Data for the task:
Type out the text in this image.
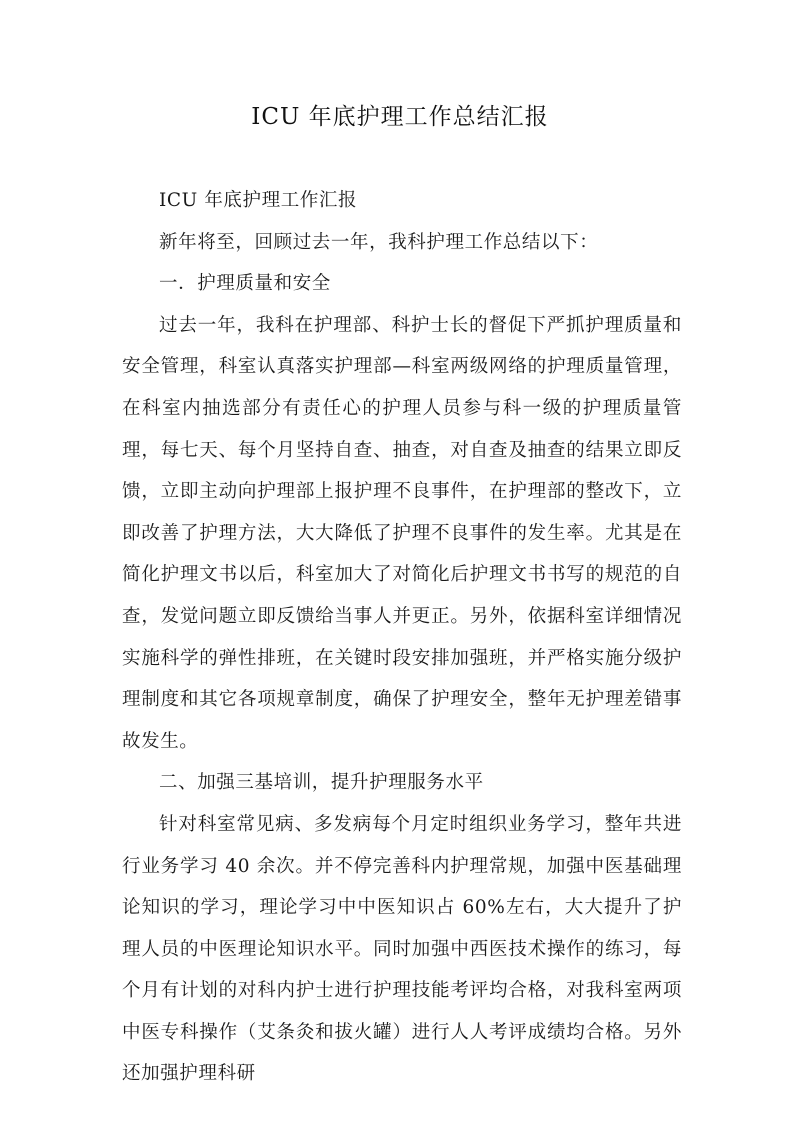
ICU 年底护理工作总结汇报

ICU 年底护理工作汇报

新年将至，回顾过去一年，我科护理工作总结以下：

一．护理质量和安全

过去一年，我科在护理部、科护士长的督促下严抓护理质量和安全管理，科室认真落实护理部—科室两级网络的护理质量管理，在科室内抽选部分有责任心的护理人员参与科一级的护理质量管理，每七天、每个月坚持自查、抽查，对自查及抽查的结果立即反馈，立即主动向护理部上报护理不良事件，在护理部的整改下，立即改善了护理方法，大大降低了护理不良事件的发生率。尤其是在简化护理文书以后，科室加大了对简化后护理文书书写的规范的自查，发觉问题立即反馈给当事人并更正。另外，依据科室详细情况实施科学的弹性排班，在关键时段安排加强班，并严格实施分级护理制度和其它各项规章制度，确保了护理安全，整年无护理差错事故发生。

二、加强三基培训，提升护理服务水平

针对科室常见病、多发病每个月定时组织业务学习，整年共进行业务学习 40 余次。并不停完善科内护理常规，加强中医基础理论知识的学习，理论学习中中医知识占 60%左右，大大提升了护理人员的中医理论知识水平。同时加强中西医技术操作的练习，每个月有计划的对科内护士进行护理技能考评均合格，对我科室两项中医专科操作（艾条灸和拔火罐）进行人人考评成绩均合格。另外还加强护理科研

Task requirements: Copy the whole of the material above exactly, but not its images.

Solution to this problem:
Type out the text in this image.
ICU 年底护理工作总结汇报

ICU 年底护理工作汇报

新年将至，回顾过去一年，我科护理工作总结以下：

一．护理质量和安全

过去一年，我科在护理部、科护士长的督促下严抓护理质量和安全管理，科室认真落实护理部—科室两级网络的护理质量管理，在科室内抽选部分有责任心的护理人员参与科一级的护理质量管理，每七天、每个月坚持自查、抽查，对自查及抽查的结果立即反馈，立即主动向护理部上报护理不良事件，在护理部的整改下，立即改善了护理方法，大大降低了护理不良事件的发生率。尤其是在简化护理文书以后，科室加大了对简化后护理文书书写的规范的自查，发觉问题立即反馈给当事人并更正。另外，依据科室详细情况实施科学的弹性排班，在关键时段安排加强班，并严格实施分级护理制度和其它各项规章制度，确保了护理安全，整年无护理差错事故发生。

二、加强三基培训，提升护理服务水平

针对科室常见病、多发病每个月定时组织业务学习，整年共进行业务学习 40 余次。并不停完善科内护理常规，加强中医基础理论知识的学习，理论学习中中医知识占 60%左右，大大提升了护理人员的中医理论知识水平。同时加强中西医技术操作的练习，每个月有计划的对科内护士进行护理技能考评均合格，对我科室两项中医专科操作（艾条灸和拔火罐）进行人人考评成绩均合格。另外还加强护理科研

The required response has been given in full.